### Element box items:
BEGIN

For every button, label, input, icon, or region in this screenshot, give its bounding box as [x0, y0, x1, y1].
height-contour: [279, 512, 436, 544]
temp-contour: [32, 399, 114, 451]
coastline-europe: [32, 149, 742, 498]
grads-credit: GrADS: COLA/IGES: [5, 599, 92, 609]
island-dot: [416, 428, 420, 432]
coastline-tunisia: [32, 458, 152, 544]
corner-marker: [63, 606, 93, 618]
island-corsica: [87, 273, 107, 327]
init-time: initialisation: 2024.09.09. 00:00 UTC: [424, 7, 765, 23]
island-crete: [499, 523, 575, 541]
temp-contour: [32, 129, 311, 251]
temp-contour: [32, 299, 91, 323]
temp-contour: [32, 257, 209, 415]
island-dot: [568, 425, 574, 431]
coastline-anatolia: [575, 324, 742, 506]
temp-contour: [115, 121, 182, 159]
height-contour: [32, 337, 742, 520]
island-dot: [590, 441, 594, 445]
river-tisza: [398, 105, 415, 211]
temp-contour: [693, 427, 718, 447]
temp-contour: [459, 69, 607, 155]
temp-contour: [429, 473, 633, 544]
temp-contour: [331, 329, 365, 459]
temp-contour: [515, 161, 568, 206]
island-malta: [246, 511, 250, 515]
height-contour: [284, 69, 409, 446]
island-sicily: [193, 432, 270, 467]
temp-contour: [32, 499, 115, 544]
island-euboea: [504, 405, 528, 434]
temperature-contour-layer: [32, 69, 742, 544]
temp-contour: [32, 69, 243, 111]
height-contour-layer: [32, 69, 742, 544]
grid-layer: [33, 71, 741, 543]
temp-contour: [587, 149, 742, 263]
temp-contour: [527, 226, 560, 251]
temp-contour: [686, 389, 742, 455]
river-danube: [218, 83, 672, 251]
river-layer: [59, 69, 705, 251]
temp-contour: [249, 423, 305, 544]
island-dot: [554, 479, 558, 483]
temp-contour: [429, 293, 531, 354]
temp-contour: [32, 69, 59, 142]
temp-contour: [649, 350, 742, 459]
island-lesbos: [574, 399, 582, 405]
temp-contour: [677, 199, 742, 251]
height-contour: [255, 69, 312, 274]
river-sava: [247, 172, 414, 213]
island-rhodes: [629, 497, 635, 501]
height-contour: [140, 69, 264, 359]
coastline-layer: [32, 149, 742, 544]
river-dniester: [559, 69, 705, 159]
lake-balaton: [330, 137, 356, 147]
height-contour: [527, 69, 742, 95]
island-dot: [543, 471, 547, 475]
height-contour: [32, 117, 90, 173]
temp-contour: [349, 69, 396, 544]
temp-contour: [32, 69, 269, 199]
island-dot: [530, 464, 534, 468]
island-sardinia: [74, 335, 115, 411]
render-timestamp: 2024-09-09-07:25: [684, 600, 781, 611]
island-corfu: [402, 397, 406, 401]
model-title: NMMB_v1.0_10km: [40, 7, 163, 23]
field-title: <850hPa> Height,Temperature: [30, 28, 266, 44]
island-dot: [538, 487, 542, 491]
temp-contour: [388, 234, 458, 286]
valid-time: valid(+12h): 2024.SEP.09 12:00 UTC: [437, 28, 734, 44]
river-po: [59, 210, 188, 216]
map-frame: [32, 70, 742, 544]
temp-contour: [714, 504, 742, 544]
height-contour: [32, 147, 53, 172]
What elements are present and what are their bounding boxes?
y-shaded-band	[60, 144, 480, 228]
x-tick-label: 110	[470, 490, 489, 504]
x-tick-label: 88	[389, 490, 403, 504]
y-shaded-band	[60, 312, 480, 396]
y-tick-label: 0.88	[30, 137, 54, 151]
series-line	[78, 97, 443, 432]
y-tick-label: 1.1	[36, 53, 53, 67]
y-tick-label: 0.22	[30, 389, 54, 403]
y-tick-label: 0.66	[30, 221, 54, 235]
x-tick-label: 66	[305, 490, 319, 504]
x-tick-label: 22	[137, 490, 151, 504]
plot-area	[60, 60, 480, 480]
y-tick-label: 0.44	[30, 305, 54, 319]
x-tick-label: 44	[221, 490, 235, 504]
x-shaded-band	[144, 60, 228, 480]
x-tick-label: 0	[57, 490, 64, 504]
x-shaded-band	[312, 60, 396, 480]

END

### WHAT THE TASK ASKS:
Pull out every line of the items above that contains the word "bounding". Case counts.

### WRITTEN SOLUTION:
For every button, label, input, icon, or region in this screenshot, give its bounding box as [x0, y0, x1, y1].
What elements are present and what are their bounding boxes?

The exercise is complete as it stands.